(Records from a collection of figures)
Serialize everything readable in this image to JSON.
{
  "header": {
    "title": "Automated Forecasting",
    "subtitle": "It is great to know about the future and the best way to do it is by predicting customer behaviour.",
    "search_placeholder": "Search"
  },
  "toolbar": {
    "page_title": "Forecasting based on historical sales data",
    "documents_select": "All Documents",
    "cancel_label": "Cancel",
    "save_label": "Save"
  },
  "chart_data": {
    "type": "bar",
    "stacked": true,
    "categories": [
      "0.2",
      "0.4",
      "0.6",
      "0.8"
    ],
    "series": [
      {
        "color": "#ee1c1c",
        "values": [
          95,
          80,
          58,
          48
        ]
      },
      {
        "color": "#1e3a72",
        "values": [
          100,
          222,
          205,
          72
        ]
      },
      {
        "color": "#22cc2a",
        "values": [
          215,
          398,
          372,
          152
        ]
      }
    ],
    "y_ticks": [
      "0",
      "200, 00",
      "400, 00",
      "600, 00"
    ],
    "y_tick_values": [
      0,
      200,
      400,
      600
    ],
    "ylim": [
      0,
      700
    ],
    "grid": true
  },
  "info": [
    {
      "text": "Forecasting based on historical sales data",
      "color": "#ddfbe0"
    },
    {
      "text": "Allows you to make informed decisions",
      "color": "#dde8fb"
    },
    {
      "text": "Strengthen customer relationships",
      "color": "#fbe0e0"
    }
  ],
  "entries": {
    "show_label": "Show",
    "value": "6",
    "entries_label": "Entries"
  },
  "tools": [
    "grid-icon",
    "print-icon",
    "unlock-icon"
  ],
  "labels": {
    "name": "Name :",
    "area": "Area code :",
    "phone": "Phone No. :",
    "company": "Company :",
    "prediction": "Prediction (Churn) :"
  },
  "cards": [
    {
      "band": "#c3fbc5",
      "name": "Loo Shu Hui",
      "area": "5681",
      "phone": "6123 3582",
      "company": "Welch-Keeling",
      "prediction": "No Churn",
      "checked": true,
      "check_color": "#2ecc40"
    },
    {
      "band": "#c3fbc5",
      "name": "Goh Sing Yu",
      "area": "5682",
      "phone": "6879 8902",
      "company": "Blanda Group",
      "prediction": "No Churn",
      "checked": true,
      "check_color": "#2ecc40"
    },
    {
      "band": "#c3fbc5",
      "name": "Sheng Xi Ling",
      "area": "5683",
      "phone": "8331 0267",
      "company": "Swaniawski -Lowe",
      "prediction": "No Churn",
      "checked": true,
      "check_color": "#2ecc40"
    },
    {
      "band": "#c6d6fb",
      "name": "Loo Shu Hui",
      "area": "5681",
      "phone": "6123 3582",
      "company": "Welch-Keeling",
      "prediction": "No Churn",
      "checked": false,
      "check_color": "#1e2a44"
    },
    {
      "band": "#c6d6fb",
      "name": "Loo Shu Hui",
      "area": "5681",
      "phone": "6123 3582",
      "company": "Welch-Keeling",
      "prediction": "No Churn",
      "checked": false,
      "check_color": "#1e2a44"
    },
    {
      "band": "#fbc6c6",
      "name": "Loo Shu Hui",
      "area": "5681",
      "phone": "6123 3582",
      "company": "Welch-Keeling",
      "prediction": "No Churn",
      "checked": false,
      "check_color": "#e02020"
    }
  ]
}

• Task to carry out
Your task is to quote all of the data word for word.

• Final answer
Serialize everything readable in this image to JSON.
{
  "header": {
    "title": "Automated Forecasting",
    "subtitle": "It is great to know about the future and the best way to do it is by predicting customer behaviour.",
    "search_placeholder": "Search"
  },
  "toolbar": {
    "page_title": "Forecasting based on historical sales data",
    "documents_select": "All Documents",
    "cancel_label": "Cancel",
    "save_label": "Save"
  },
  "chart_data": {
    "type": "bar",
    "stacked": true,
    "categories": [
      "0.2",
      "0.4",
      "0.6",
      "0.8"
    ],
    "series": [
      {
        "color": "#ee1c1c",
        "values": [
          95,
          80,
          58,
          48
        ]
      },
      {
        "color": "#1e3a72",
        "values": [
          100,
          222,
          205,
          72
        ]
      },
      {
        "color": "#22cc2a",
        "values": [
          215,
          398,
          372,
          152
        ]
      }
    ],
    "y_ticks": [
      "0",
      "200, 00",
      "400, 00",
      "600, 00"
    ],
    "y_tick_values": [
      0,
      200,
      400,
      600
    ],
    "ylim": [
      0,
      700
    ],
    "grid": true
  },
  "info": [
    {
      "text": "Forecasting based on historical sales data",
      "color": "#ddfbe0"
    },
    {
      "text": "Allows you to make informed decisions",
      "color": "#dde8fb"
    },
    {
      "text": "Strengthen customer relationships",
      "color": "#fbe0e0"
    }
  ],
  "entries": {
    "show_label": "Show",
    "value": "6",
    "entries_label": "Entries"
  },
  "tools": [
    "grid-icon",
    "print-icon",
    "unlock-icon"
  ],
  "labels": {
    "name": "Name :",
    "area": "Area code :",
    "phone": "Phone No. :",
    "company": "Company :",
    "prediction": "Prediction (Churn) :"
  },
  "cards": [
    {
      "band": "#c3fbc5",
      "name": "Loo Shu Hui",
      "area": "5681",
      "phone": "6123 3582",
      "company": "Welch-Keeling",
      "prediction": "No Churn",
      "checked": true,
      "check_color": "#2ecc40"
    },
    {
      "band": "#c3fbc5",
      "name": "Goh Sing Yu",
      "area": "5682",
      "phone": "6879 8902",
      "company": "Blanda Group",
      "prediction": "No Churn",
      "checked": true,
      "check_color": "#2ecc40"
    },
    {
      "band": "#c3fbc5",
      "name": "Sheng Xi Ling",
      "area": "5683",
      "phone": "8331 0267",
      "company": "Swaniawski -Lowe",
      "prediction": "No Churn",
      "checked": true,
      "check_color": "#2ecc40"
    },
    {
      "band": "#c6d6fb",
      "name": "Loo Shu Hui",
      "area": "5681",
      "phone": "6123 3582",
      "company": "Welch-Keeling",
      "prediction": "No Churn",
      "checked": false,
      "check_color": "#1e2a44"
    },
    {
      "band": "#c6d6fb",
      "name": "Loo Shu Hui",
      "area": "5681",
      "phone": "6123 3582",
      "company": "Welch-Keeling",
      "prediction": "No Churn",
      "checked": false,
      "check_color": "#1e2a44"
    },
    {
      "band": "#fbc6c6",
      "name": "Loo Shu Hui",
      "area": "5681",
      "phone": "6123 3582",
      "company": "Welch-Keeling",
      "prediction": "No Churn",
      "checked": false,
      "check_color": "#e02020"
    }
  ]
}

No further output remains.